CHALLENGE: Copy every record below exactly as written, but leave out the pictures.

____ EXERCISE MATERIALS

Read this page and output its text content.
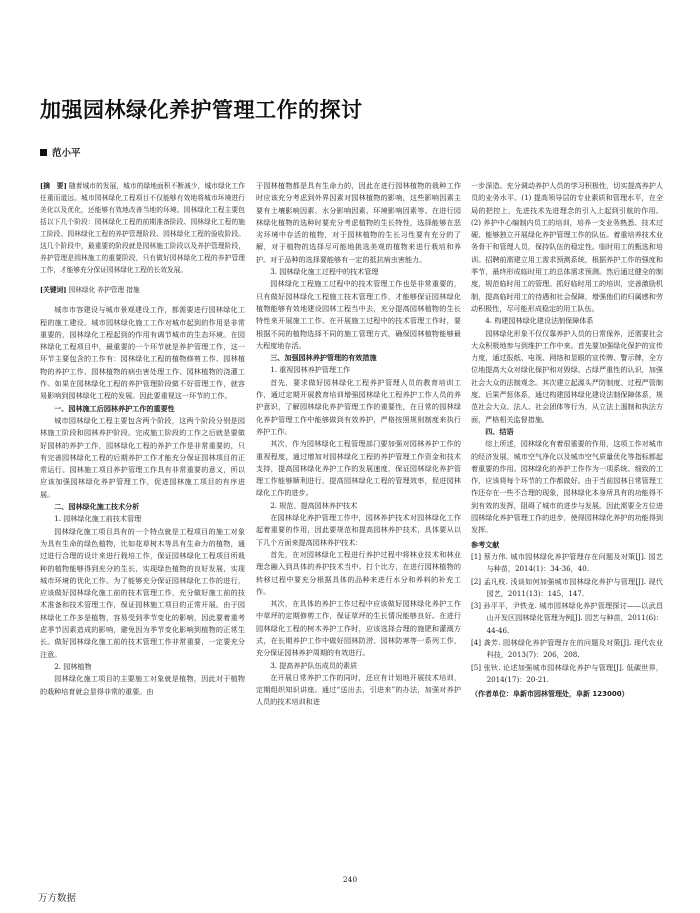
加强园林绿化养护管理工作的探讨
范小平

[摘　要] 随着城市的发展，城市的绿地面积不断减少，城市绿化工作任重而道远。城市园林绿化工程项目不仅能够有效地将城市环境进行美化以及优化，还能够有效地改善当地的环境。园林绿化工程主要包括以下几个阶段：园林绿化工程的前期准备阶段、园林绿化工程的施工阶段、园林绿化工程的养护管理阶段、园林绿化工程的验收阶段。这几个阶段中，最重要的阶段就是园林施工阶段以及养护管理阶段，养护管理是园林施工的重要阶段，只有做好园林绿化工程的养护管理工作，才能够充分保证园林绿化工程的长效发展。

[关键词] 园林绿化 养护管理 措施

城市市容建设与城市景观建设工作，都需要进行园林绿化工程的施工建设。城市园林绿化施工工作对城市起到的作用是非常重要的，园林绿化工程起到的作用有调节城市的生态环境。在园林绿化工程项目中，最重要的一个环节就是养护管理工作，这一环节主要包含的工作有：园林绿化工程的植物修剪工作、园林植物的养护工作、园林植物的病虫害处理工作、园林植物的浇灌工作。如果在园林绿化工程的养护管理阶段做不好管理工作，就容易影响到园林绿化工程的发展。因此要重视这一环节的工作。

一、园林施工后园林养护工作的重要性

城市园林绿化工程主要包含两个阶段，这两个阶段分别是园林施工阶段和园林养护阶段。完成施工阶段的工作之后就是要做好园林的养护工作，园林绿化工程的养护工作是非常重要的，只有完善园林绿化工程的后期养护工作才能充分保证园林项目的正常运行。园林施工项目养护管理工作具有非常重要的意义，所以应该加强园林绿化养护管理工作，促进园林施工项目的有序进展。

二、园林绿化施工技术分析

1. 园林绿化施工前技术管理

园林绿化施工项目具有的一个特点就是工程项目的施工对象为具有生命的绿色植物，比如花草树木等具有生命力的植物，通过进行合理的设计来进行栽培工作，保证园林绿化工程项目所栽种的植物能够得到充分的生长，实现绿色植物的良好发展，实现城市环境的优化工作。为了能够充分保证园林绿化工作的进行，应该做好园林绿化施工前的技术管理工作，充分做好施工前的技术准备和技术管理工作，保证园林施工项目的正常开展。由于园林绿化工作多是植物，容易受到季节变化的影响，因此要着重考虑季节因素造成的影响，避免因为季节变化影响到植物的正常生长。做好园林绿化施工前的技术管理工作非常重要，一定要充分注意。

2. 园林植物

园林绿化施工项目的主要施工对象就是植物，因此对于植物的栽种培育就会显得非常的重要。由

于园林植物都是具有生命力的，因此在进行园林植物的栽种工作时应该充分考虑到外界因素对园林植物的影响，这些影响因素主要有土壤影响因素、水分影响因素、环境影响因素等。在进行园林绿化植物的选种时要充分考虑植物的生长特性，选择能够在恶劣环境中存活的植物，对于园林植物的生长习性要有充分的了解，对于植物的选择尽可能地挑选美观的植物来进行栽培和养护。对于品种的选择要能够有一定的抵抗病虫害能力。

3. 园林绿化施工过程中的技术管理

园林绿化工程施工过程中的技术管理工作也是非常重要的，只有做好园林绿化工程施工技术管理工作，才能够保证园林绿化植物能够有效地建设园林工程当中去，充分提高园林植物的生长特性来开展施工工作。在开展施工过程中的技术管理工作时，要根据不同的植物选择不同的施工管理方式，确保园林植物能够最大程度地存活。

三、加强园林养护管理的有效措施

1. 重视园林养护管理工作

首先，要求做好园林绿化工程养护管理人员的教育培训工作，通过定期开展教育培训增强园林绿化工程养护工作人员的养护意识，了解园林绿化养护管理工作的重要性，在日常的园林绿化养护管理工作中能够做到有效养护，严格按照规则制度来执行养护工作。

其次，作为园林绿化工程管理部门要加强对园林养护工作的重视程度，通过增加对园林绿化工程的养护管理工作资金和技术支持，提高园林绿化养护工作的发展速度，保证园林绿化养护管理工作能够顺利进行，提高园林绿化工程的管理效率，促进园林绿化工作的进步。

2. 规范、提高园林养护技术

在园林绿化养护管理工作中，园林养护技术对园林绿化工作起着重要的作用，因此要规范和提高园林养护技术，具体要从以下几个方面来提高园林养护技术：

首先，在对园林绿化工程进行养护过程中将林业技术和林业理念融入到具体的养护技术当中。打个比方，在进行园林植物的转移过程中要充分根据具体的品种来进行水分和养料的补充工作。

其次，在具体的养护工作过程中应该做好园林绿化养护工作中草坪的定期修剪工作，保证草坪的生长情况能够良好。在进行园林绿化工程的树木养护工作时，应该选择合理的施肥和灌溉方式，在长期养护工作中做好园林防涝、园林防寒等一系列工作，充分保证园林养护周期的有效进行。

3. 提高养护队伍成员的素质

在开展日常养护工作的同时，还应有计划地开展技术培训，定期组织知识讲座。通过“送出去，引进来”的办法，加强对养护人员的技术培训和进

一步深造。充分调动养护人员的学习积极性，切实提高养护人员的业务水平。(1) 提高领导层的专业素质和管理水平，在全局的把控上，先进技术先进理念的引入上起到引航的作用。(2) 养护中心编制内员工的培训，培养一支业务熟悉、技术过硬、能够独立开展绿化养护管理工作的队伍。着重培养技术业务骨干和管理人员，保持队伍的稳定性。临时用工的甄选和培训。招聘前需建立用工需求预测系统，根据养护工作的强度和季节，最终形成临时用工的总体需求预测。然后通过健全的制度，规范临时用工的管理。抓好临时用工的培训，完善激励机制，提高临时用工的待遇和社会保障，增强他们的归属感和劳动积极性，尽可能形成稳定的用工队伍。

4. 构建园林绿化建设法制保障体系

园林绿化形象不仅仅靠养护人员的日常保养，还需要社会大众积极地参与到维护工作中来。首先要加强绿化保护的宣传力度，通过报纸、电视、网络和显眼的宣传牌、警示牌，全方位地提高大众对绿化保护和对毁绿、占绿严重性的认识，加强社会大众的法制观念。其次建立起源头严防制度、过程严管制度、后果严惩体系，通过构建园林绿化建设法制保障体系，规范社会大众、法人、社会团体等行为，从立法上遏制和执法方面，严格相关监督措施。

四、结语

综上所述，园林绿化有着很重要的作用，这项工作对城市的经济发展、城市空气净化以及城市空气质量优化等指标都起着重要的作用。园林绿化的养护工作作为一项系统、细致的工作，应该将每个环节的工作都做好。由于当前园林日常管理工作还存在一些不合理的现象，园林绿化本身所具有的功能得不到有效的发挥，阻碍了城市的进步与发展。因此需要全方位进园林绿化养护管理工作的进步，使得园林绿化养护的功能得到发挥。

参考文献
[1] 蔡力伟. 城市园林绿化养护管理存在问题及对策[J]. 园艺与种苗，2014(1)：34-36，40.
[2] 孟凡枝. 浅谈如何加强城市园林绿化养护与管理[J]. 现代园艺，2011(13)：145，147.
[3] 孙平平，尹铁龙. 城市园林绿化养护管理探讨——以武昌山开发区园林绿化管理为例[J]. 园艺与种苗，2011(6)：44-46.
[4] 龚芳. 园林绿化养护管理存在的问题及对策[J]. 现代农业科技，2013(7)：206，208.
[5] 张钬. 论述加强城市园林绿化养护与管理[J]. 低碳世界，2014(17)：20-21.
（作者单位：阜新市园林管理处，阜新 123000）
240
万方数据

________

SOLUTION TO THIS PROBLEM:
Read this page and output its text content.
加强园林绿化养护管理工作的探讨
范小平

[摘　要] 随着城市的发展，城市的绿地面积不断减少，城市绿化工作任重而道远。城市园林绿化工程项目不仅能够有效地将城市环境进行美化以及优化，还能够有效地改善当地的环境。园林绿化工程主要包括以下几个阶段：园林绿化工程的前期准备阶段、园林绿化工程的施工阶段、园林绿化工程的养护管理阶段、园林绿化工程的验收阶段。这几个阶段中，最重要的阶段就是园林施工阶段以及养护管理阶段，养护管理是园林施工的重要阶段，只有做好园林绿化工程的养护管理工作，才能够充分保证园林绿化工程的长效发展。

[关键词] 园林绿化 养护管理 措施

城市市容建设与城市景观建设工作，都需要进行园林绿化工程的施工建设。城市园林绿化施工工作对城市起到的作用是非常重要的，园林绿化工程起到的作用有调节城市的生态环境。在园林绿化工程项目中，最重要的一个环节就是养护管理工作，这一环节主要包含的工作有：园林绿化工程的植物修剪工作、园林植物的养护工作、园林植物的病虫害处理工作、园林植物的浇灌工作。如果在园林绿化工程的养护管理阶段做不好管理工作，就容易影响到园林绿化工程的发展。因此要重视这一环节的工作。

一、园林施工后园林养护工作的重要性

城市园林绿化工程主要包含两个阶段，这两个阶段分别是园林施工阶段和园林养护阶段。完成施工阶段的工作之后就是要做好园林的养护工作，园林绿化工程的养护工作是非常重要的，只有完善园林绿化工程的后期养护工作才能充分保证园林项目的正常运行。园林施工项目养护管理工作具有非常重要的意义，所以应该加强园林绿化养护管理工作，促进园林施工项目的有序进展。

二、园林绿化施工技术分析

1. 园林绿化施工前技术管理

园林绿化施工项目具有的一个特点就是工程项目的施工对象为具有生命的绿色植物，比如花草树木等具有生命力的植物，通过进行合理的设计来进行栽培工作，保证园林绿化工程项目所栽种的植物能够得到充分的生长，实现绿色植物的良好发展，实现城市环境的优化工作。为了能够充分保证园林绿化工作的进行，应该做好园林绿化施工前的技术管理工作，充分做好施工前的技术准备和技术管理工作，保证园林施工项目的正常开展。由于园林绿化工作多是植物，容易受到季节变化的影响，因此要着重考虑季节因素造成的影响，避免因为季节变化影响到植物的正常生长。做好园林绿化施工前的技术管理工作非常重要，一定要充分注意。

2. 园林植物

园林绿化施工项目的主要施工对象就是植物，因此对于植物的栽种培育就会显得非常的重要。由

于园林植物都是具有生命力的，因此在进行园林植物的栽种工作时应该充分考虑到外界因素对园林植物的影响，这些影响因素主要有土壤影响因素、水分影响因素、环境影响因素等。在进行园林绿化植物的选种时要充分考虑植物的生长特性，选择能够在恶劣环境中存活的植物，对于园林植物的生长习性要有充分的了解，对于植物的选择尽可能地挑选美观的植物来进行栽培和养护。对于品种的选择要能够有一定的抵抗病虫害能力。

3. 园林绿化施工过程中的技术管理

园林绿化工程施工过程中的技术管理工作也是非常重要的，只有做好园林绿化工程施工技术管理工作，才能够保证园林绿化植物能够有效地建设园林工程当中去，充分提高园林植物的生长特性来开展施工工作。在开展施工过程中的技术管理工作时，要根据不同的植物选择不同的施工管理方式，确保园林植物能够最大程度地存活。

三、加强园林养护管理的有效措施

1. 重视园林养护管理工作

首先，要求做好园林绿化工程养护管理人员的教育培训工作，通过定期开展教育培训增强园林绿化工程养护工作人员的养护意识，了解园林绿化养护管理工作的重要性，在日常的园林绿化养护管理工作中能够做到有效养护，严格按照规则制度来执行养护工作。

其次，作为园林绿化工程管理部门要加强对园林养护工作的重视程度，通过增加对园林绿化工程的养护管理工作资金和技术支持，提高园林绿化养护工作的发展速度，保证园林绿化养护管理工作能够顺利进行，提高园林绿化工程的管理效率，促进园林绿化工作的进步。

2. 规范、提高园林养护技术

在园林绿化养护管理工作中，园林养护技术对园林绿化工作起着重要的作用，因此要规范和提高园林养护技术，具体要从以下几个方面来提高园林养护技术：

首先，在对园林绿化工程进行养护过程中将林业技术和林业理念融入到具体的养护技术当中。打个比方，在进行园林植物的转移过程中要充分根据具体的品种来进行水分和养料的补充工作。

其次，在具体的养护工作过程中应该做好园林绿化养护工作中草坪的定期修剪工作，保证草坪的生长情况能够良好。在进行园林绿化工程的树木养护工作时，应该选择合理的施肥和灌溉方式，在长期养护工作中做好园林防涝、园林防寒等一系列工作，充分保证园林养护周期的有效进行。

3. 提高养护队伍成员的素质

在开展日常养护工作的同时，还应有计划地开展技术培训，定期组织知识讲座。通过“送出去，引进来”的办法，加强对养护人员的技术培训和进

一步深造。充分调动养护人员的学习积极性，切实提高养护人员的业务水平。(1) 提高领导层的专业素质和管理水平，在全局的把控上，先进技术先进理念的引入上起到引航的作用。(2) 养护中心编制内员工的培训，培养一支业务熟悉、技术过硬、能够独立开展绿化养护管理工作的队伍。着重培养技术业务骨干和管理人员，保持队伍的稳定性。临时用工的甄选和培训。招聘前需建立用工需求预测系统，根据养护工作的强度和季节，最终形成临时用工的总体需求预测。然后通过健全的制度，规范临时用工的管理。抓好临时用工的培训，完善激励机制，提高临时用工的待遇和社会保障，增强他们的归属感和劳动积极性，尽可能形成稳定的用工队伍。

4. 构建园林绿化建设法制保障体系

园林绿化形象不仅仅靠养护人员的日常保养，还需要社会大众积极地参与到维护工作中来。首先要加强绿化保护的宣传力度，通过报纸、电视、网络和显眼的宣传牌、警示牌，全方位地提高大众对绿化保护和对毁绿、占绿严重性的认识，加强社会大众的法制观念。其次建立起源头严防制度、过程严管制度、后果严惩体系，通过构建园林绿化建设法制保障体系，规范社会大众、法人、社会团体等行为，从立法上遏制和执法方面，严格相关监督措施。

四、结语

综上所述，园林绿化有着很重要的作用，这项工作对城市的经济发展、城市空气净化以及城市空气质量优化等指标都起着重要的作用。园林绿化的养护工作作为一项系统、细致的工作，应该将每个环节的工作都做好。由于当前园林日常管理工作还存在一些不合理的现象，园林绿化本身所具有的功能得不到有效的发挥，阻碍了城市的进步与发展。因此需要全方位进园林绿化养护管理工作的进步，使得园林绿化养护的功能得到发挥。

参考文献
[1] 蔡力伟. 城市园林绿化养护管理存在问题及对策[J]. 园艺与种苗，2014(1)：34-36，40.
[2] 孟凡枝. 浅谈如何加强城市园林绿化养护与管理[J]. 现代园艺，2011(13)：145，147.
[3] 孙平平，尹铁龙. 城市园林绿化养护管理探讨——以武昌山开发区园林绿化管理为例[J]. 园艺与种苗，2011(6)：44-46.
[4] 龚芳. 园林绿化养护管理存在的问题及对策[J]. 现代农业科技，2013(7)：206，208.
[5] 张钬. 论述加强城市园林绿化养护与管理[J]. 低碳世界，2014(17)：20-21.
（作者单位：阜新市园林管理处，阜新 123000）
240
万方数据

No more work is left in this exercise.